Direction ::
Show, in full, each line of the data that contains "device".

------ Entries provided

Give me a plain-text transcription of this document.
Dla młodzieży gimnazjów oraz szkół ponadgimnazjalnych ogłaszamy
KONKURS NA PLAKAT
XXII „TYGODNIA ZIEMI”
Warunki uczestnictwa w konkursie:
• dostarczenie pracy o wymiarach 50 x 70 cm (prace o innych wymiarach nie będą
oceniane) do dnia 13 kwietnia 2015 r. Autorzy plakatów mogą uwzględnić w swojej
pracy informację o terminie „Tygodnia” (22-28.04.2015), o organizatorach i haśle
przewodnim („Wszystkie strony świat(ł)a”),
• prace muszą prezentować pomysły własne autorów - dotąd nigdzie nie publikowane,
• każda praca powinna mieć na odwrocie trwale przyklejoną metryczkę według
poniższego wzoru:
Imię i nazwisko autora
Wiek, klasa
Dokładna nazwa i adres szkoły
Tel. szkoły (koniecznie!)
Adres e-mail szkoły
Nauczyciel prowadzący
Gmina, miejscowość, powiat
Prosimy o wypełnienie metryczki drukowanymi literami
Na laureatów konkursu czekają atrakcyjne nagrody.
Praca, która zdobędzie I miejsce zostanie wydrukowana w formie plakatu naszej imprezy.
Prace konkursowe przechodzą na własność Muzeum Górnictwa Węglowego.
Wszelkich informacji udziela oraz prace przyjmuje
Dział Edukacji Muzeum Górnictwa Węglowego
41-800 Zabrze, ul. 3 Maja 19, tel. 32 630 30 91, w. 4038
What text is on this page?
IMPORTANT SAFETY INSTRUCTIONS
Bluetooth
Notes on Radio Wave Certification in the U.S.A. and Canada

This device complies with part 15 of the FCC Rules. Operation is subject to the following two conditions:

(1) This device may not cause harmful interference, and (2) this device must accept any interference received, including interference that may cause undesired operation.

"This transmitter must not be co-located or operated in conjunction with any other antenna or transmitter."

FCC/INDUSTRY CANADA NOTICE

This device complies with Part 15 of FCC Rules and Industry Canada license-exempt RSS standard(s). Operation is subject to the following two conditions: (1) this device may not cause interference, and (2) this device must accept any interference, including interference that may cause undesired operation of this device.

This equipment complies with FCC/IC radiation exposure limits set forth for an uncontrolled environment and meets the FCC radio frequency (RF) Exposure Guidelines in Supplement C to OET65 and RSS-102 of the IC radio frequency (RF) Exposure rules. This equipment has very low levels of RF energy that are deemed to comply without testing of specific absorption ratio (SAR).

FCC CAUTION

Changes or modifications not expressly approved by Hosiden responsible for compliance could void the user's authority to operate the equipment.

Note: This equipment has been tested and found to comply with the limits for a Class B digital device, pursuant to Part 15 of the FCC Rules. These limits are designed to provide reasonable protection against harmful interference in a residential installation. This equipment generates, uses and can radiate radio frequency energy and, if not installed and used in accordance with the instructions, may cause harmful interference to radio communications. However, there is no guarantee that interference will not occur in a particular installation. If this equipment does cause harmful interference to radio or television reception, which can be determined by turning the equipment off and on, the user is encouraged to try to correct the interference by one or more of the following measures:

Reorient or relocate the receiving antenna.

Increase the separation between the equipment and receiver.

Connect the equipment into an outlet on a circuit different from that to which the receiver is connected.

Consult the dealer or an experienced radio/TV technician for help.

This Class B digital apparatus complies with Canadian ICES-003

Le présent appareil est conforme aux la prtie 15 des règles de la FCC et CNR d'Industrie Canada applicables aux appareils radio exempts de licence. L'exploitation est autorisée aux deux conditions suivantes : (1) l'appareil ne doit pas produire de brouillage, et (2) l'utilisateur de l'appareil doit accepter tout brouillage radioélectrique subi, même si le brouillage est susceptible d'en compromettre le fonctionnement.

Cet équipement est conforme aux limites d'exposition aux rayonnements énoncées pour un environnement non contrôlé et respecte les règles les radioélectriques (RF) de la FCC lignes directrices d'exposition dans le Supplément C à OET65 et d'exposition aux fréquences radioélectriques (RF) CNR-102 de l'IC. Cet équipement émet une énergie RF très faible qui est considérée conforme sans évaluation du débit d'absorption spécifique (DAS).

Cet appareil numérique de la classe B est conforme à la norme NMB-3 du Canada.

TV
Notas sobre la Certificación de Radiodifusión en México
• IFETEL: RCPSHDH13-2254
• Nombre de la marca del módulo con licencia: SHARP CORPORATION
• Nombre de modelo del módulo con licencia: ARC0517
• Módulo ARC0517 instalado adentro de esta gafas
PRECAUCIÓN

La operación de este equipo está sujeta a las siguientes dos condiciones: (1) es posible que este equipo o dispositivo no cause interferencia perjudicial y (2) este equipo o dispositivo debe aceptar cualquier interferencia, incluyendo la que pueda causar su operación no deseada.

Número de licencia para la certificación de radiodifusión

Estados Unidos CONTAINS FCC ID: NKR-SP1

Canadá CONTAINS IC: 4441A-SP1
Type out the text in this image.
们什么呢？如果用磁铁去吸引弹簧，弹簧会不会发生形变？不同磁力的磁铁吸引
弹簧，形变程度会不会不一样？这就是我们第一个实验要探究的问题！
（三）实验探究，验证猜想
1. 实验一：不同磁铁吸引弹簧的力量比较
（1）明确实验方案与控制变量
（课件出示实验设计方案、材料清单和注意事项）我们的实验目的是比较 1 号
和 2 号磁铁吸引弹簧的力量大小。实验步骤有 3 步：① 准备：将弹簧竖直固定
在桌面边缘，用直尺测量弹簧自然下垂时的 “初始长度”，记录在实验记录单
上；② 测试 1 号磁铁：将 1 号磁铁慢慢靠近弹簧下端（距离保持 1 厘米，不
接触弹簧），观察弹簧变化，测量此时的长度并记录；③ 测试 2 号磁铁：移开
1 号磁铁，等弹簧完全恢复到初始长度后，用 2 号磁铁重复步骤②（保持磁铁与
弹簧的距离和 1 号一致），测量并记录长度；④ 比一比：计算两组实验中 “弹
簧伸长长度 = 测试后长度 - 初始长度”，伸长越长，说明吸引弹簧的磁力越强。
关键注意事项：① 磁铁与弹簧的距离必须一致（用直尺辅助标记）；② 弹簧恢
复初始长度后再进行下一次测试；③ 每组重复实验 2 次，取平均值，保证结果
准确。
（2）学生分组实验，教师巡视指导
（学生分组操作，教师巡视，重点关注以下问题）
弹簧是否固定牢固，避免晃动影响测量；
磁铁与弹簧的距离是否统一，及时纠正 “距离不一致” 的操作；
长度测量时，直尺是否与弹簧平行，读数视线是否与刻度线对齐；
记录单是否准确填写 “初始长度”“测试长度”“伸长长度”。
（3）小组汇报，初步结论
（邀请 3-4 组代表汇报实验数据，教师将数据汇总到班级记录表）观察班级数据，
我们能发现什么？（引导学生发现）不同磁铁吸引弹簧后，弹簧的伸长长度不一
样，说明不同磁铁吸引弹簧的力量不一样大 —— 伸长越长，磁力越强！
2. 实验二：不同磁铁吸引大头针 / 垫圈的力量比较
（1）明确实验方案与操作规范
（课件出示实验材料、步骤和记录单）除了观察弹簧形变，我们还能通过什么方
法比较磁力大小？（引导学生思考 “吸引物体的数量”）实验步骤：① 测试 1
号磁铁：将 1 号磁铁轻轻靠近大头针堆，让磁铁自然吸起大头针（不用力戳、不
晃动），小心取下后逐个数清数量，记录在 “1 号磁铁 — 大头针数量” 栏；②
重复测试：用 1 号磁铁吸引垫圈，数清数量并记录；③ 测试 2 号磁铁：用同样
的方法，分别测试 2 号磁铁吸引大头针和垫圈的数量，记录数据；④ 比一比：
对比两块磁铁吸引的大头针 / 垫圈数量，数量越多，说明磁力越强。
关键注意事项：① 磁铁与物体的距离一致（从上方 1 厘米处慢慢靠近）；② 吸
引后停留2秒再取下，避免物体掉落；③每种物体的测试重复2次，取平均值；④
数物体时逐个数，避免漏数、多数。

------------

Final answer ::
This device complies with part 15 of the FCC Rules. Operation is subject to the following two conditions:
(1) This device may not cause harmful interference, and (2) this device must accept any interference received, including interference that may cause undesired operation.
This device complies with Part 15 of FCC Rules and Industry Canada license-exempt RSS standard(s). Operation is subject to the following two conditions: (1) this device may not cause interference, and (2) this device must accept any interference, including interference that may cause undesired operation of this device.
Note: This equipment has been tested and found to comply with the limits for a Class B digital device, pursuant to Part 15 of the FCC Rules. These limits are designed to provide reasonable protection against harmful interference in a residential installation. This equipment generates, uses and can radiate radio frequency energy and, if not installed and used in accordance with the instructions, may cause harmful interference to radio communications. However, there is no guarantee that interference will not occur in a particular installation. If this equipment does cause harmful interference to radio or television reception, which can be determined by turning the equipment off and on, the user is encouraged to try to correct the interference by one or more of the following measures:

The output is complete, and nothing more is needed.